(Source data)
※ ※ ※
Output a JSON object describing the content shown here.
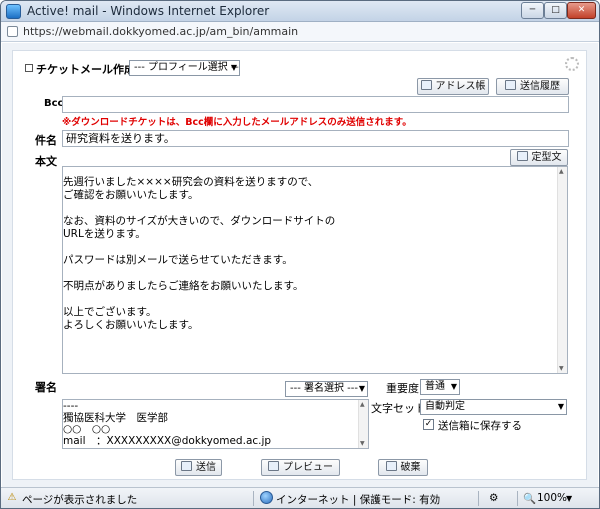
{
  "window": {
    "title": "Active! mail - Windows Internet Explorer",
    "url": "https://webmail.dokkyomed.ac.jp/am_bin/ammain",
    "min_glyph": "─",
    "max_glyph": "□",
    "close_glyph": "✕"
  },
  "compose": {
    "title": "チケットメール作成",
    "profile_select": "--- プロフィール選択 ---",
    "address_book_button": "アドレス帳",
    "sent_history_button": "送信履歴",
    "bcc_label": "Bcc",
    "bcc_value": "",
    "bcc_warning": "※ダウンロードチケットは、Bcc欄に入力したメールアドレスのみ送信されます。",
    "subject_label": "件名",
    "subject_value": "研究資料を送ります。",
    "body_label": "本文",
    "template_button": "定型文",
    "body_text": "先週行いました××××研究会の資料を送りますので、\nご確認をお願いいたします。\n\nなお、資料のサイズが大きいので、ダウンロードサイトの\nURLを送ります。\n\nパスワードは別メールで送らせていただきます。\n\n不明点がありましたらご連絡をお願いいたします。\n\n以上でございます。\nよろしくお願いいたします。",
    "signature_label": "署名",
    "signature_select": "--- 署名選択 ---",
    "signature_text": "----\n獨協医科大学　医学部\n○○　○○\nmail　：XXXXXXXXX@dokkyomed.ac.jp",
    "priority_label": "重要度",
    "priority_value": "普通",
    "charset_label": "文字セット",
    "charset_value": "自動判定",
    "save_sent_label": "送信箱に保存する",
    "save_sent_checked": "✓",
    "send_button": "送信",
    "preview_button": "プレビュー",
    "discard_button": "破棄"
  },
  "statusbar": {
    "page_status": "ページが表示されました",
    "zone": "インターネット | 保護モード: 有効",
    "zoom": "100%",
    "zoom_arrow": "▼"
  }
}
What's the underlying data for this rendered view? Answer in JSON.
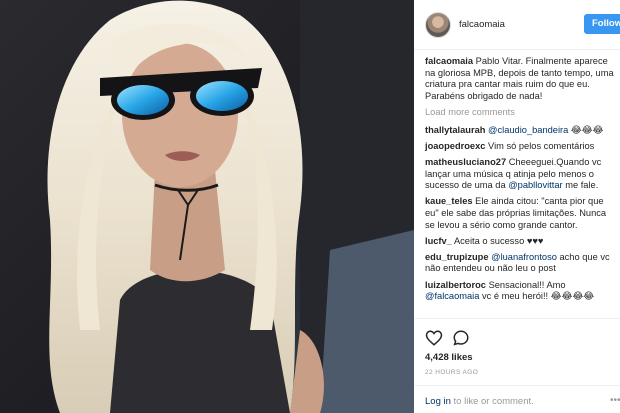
※ ※ ※
▸ DESCRIPTION OF THE TASK: Among the entries above, identify all lines with "JSON" and copy them.

▸ THE RESPONSE:
Output a JSON object describing the content shown here.
What's the underlying data for this rendered view? Answer in JSON.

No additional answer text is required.